— START OF DATA ENTRIES —

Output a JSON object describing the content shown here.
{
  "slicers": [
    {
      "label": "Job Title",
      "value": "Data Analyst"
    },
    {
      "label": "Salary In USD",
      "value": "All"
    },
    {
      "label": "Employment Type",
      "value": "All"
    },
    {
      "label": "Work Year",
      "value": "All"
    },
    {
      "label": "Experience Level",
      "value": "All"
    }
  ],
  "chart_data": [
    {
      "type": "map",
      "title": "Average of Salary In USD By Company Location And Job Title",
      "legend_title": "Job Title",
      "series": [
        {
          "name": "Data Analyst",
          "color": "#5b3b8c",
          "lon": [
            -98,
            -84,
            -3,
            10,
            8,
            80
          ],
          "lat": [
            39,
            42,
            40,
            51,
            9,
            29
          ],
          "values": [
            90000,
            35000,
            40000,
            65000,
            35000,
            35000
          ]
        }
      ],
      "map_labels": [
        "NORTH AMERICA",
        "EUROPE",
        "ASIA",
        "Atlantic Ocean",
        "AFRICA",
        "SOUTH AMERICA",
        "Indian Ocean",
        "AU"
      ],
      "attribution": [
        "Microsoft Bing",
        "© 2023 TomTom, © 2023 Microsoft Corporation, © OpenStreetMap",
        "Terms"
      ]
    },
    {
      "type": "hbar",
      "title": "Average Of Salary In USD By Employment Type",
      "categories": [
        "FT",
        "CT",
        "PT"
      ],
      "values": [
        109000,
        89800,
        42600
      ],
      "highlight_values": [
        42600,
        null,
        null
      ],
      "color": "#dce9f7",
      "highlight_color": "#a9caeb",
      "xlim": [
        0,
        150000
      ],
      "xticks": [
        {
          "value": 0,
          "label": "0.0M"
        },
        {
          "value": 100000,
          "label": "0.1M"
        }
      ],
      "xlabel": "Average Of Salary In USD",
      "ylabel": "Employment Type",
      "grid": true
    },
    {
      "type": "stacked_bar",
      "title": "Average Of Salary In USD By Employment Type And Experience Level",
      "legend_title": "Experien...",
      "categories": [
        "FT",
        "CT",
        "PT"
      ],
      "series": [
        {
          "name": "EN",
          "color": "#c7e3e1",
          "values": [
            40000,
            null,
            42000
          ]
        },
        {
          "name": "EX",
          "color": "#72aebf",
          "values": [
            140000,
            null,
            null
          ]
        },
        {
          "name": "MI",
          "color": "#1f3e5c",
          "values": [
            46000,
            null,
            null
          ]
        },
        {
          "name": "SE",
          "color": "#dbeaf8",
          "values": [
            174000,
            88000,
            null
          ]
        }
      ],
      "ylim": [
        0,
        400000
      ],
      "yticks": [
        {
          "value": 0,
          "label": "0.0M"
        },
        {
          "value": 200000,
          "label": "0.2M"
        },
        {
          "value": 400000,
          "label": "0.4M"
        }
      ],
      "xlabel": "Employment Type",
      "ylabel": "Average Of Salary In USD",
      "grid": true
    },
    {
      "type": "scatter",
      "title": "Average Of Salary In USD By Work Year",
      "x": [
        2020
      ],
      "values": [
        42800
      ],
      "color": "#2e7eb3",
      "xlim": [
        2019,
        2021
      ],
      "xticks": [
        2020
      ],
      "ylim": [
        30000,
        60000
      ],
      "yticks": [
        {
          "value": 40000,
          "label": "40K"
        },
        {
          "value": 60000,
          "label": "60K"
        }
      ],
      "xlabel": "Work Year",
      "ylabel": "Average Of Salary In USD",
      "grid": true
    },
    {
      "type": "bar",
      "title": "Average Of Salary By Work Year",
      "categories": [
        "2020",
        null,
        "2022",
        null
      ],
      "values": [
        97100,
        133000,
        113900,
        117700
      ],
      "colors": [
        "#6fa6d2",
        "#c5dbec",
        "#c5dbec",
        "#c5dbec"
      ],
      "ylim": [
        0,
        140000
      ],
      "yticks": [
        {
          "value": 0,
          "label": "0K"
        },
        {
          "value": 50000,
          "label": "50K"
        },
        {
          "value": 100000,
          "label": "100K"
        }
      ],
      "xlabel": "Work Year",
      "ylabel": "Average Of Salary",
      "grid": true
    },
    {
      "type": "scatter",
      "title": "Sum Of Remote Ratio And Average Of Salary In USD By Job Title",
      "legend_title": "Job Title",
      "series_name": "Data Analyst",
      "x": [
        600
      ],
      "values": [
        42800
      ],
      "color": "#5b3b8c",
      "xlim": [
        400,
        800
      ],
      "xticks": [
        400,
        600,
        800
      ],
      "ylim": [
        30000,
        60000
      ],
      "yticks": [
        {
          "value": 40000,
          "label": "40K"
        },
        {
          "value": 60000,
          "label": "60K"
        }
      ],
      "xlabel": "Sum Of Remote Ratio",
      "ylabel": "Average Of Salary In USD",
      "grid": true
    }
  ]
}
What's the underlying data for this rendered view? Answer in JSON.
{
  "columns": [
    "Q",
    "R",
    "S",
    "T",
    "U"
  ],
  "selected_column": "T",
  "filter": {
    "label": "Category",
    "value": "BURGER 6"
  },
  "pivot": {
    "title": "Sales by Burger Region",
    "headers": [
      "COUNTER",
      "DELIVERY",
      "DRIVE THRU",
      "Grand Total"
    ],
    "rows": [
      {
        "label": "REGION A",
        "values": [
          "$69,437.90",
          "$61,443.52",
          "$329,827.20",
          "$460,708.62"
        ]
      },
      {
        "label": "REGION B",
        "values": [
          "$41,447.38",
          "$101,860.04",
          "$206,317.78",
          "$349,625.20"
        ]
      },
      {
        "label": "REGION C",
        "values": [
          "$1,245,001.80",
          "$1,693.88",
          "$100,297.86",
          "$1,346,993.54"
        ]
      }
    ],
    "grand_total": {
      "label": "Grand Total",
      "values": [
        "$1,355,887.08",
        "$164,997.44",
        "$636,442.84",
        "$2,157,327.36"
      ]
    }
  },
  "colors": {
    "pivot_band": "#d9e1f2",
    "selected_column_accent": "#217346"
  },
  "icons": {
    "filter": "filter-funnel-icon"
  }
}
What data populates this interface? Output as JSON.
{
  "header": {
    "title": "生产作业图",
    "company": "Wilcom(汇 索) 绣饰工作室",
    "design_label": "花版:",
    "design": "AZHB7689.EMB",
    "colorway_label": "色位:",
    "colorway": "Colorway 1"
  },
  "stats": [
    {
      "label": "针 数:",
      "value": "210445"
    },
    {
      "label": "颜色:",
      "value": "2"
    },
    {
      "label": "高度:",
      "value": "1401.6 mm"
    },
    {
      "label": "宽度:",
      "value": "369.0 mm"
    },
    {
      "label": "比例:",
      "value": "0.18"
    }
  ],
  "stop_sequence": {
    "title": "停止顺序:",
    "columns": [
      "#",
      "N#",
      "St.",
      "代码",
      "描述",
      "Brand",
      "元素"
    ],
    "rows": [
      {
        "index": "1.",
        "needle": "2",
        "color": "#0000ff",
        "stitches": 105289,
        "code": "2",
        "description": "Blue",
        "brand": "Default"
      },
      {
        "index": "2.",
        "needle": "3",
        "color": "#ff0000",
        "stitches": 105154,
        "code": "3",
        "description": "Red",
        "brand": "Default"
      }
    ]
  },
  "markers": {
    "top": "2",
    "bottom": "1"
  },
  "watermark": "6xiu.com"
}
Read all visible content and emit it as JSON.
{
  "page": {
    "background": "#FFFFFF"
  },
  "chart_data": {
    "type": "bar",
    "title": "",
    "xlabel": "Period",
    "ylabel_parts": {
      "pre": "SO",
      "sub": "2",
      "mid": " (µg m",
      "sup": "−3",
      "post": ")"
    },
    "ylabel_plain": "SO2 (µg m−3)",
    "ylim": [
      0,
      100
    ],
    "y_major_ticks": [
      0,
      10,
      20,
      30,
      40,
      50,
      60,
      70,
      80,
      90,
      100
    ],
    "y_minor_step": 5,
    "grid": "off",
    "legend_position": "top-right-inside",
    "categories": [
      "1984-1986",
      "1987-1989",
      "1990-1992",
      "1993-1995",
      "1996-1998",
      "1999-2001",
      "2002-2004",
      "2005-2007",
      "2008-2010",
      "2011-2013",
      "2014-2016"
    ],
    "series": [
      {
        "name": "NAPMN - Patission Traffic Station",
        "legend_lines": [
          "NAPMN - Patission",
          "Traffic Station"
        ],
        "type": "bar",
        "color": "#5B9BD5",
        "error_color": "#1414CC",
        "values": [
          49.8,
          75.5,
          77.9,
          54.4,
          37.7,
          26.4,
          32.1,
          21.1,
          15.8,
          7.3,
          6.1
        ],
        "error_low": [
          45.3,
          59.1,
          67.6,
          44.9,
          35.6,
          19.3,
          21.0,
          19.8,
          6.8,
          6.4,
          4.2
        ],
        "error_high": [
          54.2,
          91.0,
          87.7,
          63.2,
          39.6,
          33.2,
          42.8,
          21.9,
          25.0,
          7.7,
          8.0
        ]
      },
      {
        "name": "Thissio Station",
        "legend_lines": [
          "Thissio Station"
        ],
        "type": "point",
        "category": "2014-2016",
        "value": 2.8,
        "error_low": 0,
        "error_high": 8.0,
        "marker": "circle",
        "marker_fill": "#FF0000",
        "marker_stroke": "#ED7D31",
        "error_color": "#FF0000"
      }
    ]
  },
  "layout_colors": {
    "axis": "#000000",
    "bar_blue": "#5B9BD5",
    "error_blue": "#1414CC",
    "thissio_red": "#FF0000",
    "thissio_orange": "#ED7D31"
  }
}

— END OF DATA ENTRIES —

▶ **GIVEN PROBLEM**
Filter the entries and copy out every line with the word "Patission".

▶ **WRITTEN SOLUTION**
        "name": "NAPMN - Patission Traffic Station",
          "NAPMN - Patission",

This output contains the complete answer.